**Excerpt to read**

SMS V48[lower-alpha 1][lower-alpha 2] was a V25-class Large Torpedo Boat (Großes Torpedoboot) of the Imperial German Navy that was built and served during the First World War.

Aerial view of V47
German Empire
Name: SMS V47
Builder: AG Vulcan Stettin, Germany
Launched: 10 June 1915
Completed: 20 November 1915
Fate: Scuttled 2 November 1918
General characteristics
Class and type: V25-class torpedo boat
Displacement: 1,188 t (1,169 long tons) deep load
Length: 83.1 m (272 ft 8 in) oa
Beam: 8.3 m (27 ft 3 in)
Draft: 3.4 m (11 ft 2 in)
Speed: 33.5 knots (62.0 km/h; 38.6 mph)
Range: 2,050 nmi (3,800 km; 2,360 mi) at 17 knots (31 km/h; 20 mph)
Complement: 87 officers and sailors

She served in the North Sea and English Channel during the war, and was scuttled on 2 November 1918.

**Source material**
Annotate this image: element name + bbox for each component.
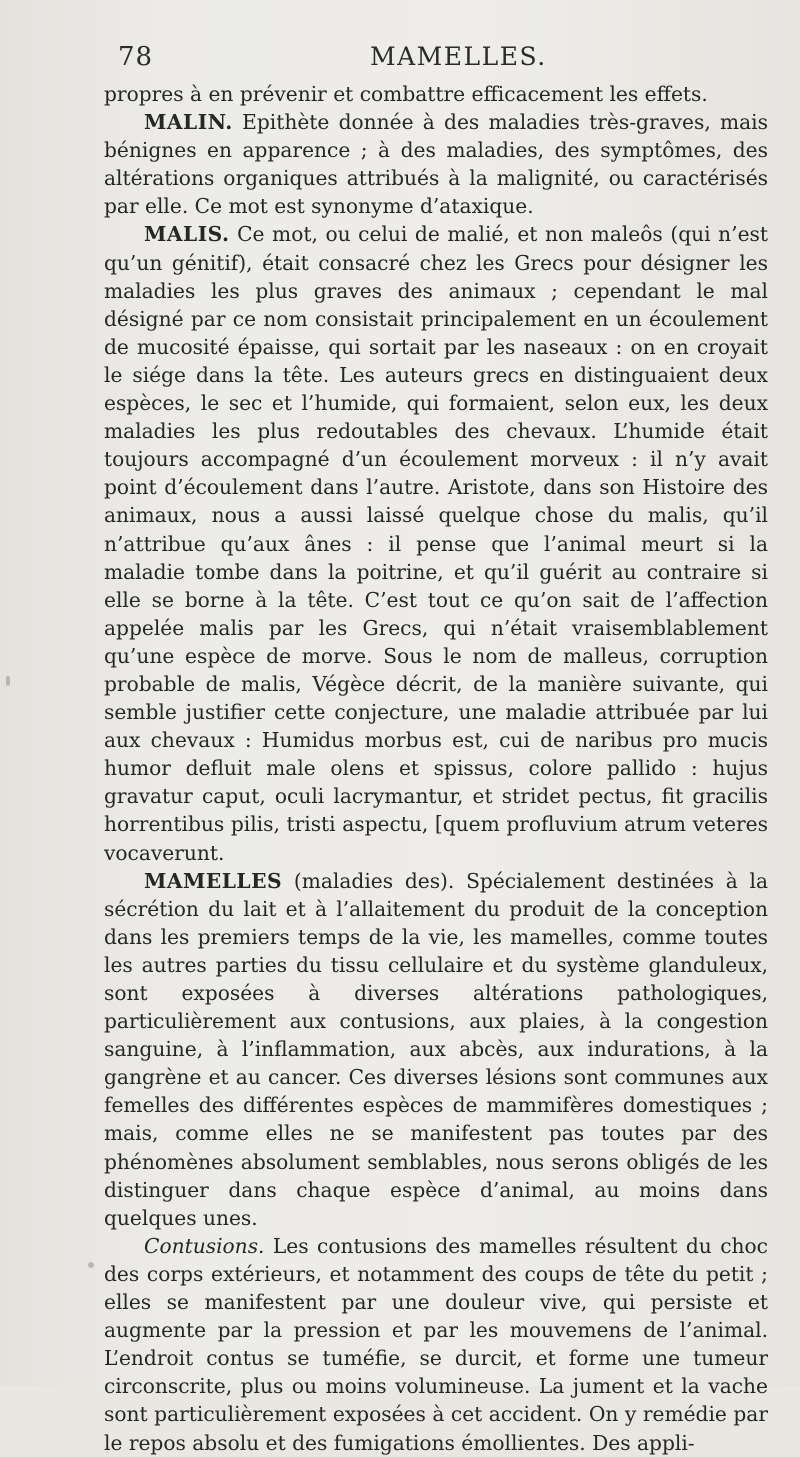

**Required task**
Set down verbatim the portion of the torpedo boat passage above, starting with "SMS V48[lower-alpha 1][lower-alpha" and going on through "8.3 m (27 ft 3 in)".

**Output**
SMS V48[lower-alpha 1][lower-alpha 2] was a V25-class Large Torpedo Boat (Großes Torpedoboot) of the Imperial German Navy that was built and served during the First World War.

Aerial view of V47
German Empire
Name: SMS V47
Builder: AG Vulcan Stettin, Germany
Launched: 10 June 1915
Completed: 20 November 1915
Fate: Scuttled 2 November 1918
General characteristics
Class and type: V25-class torpedo boat
Displacement: 1,188 t (1,169 long tons) deep load
Length: 83.1 m (272 ft 8 in) oa
Beam: 8.3 m (27 ft 3 in)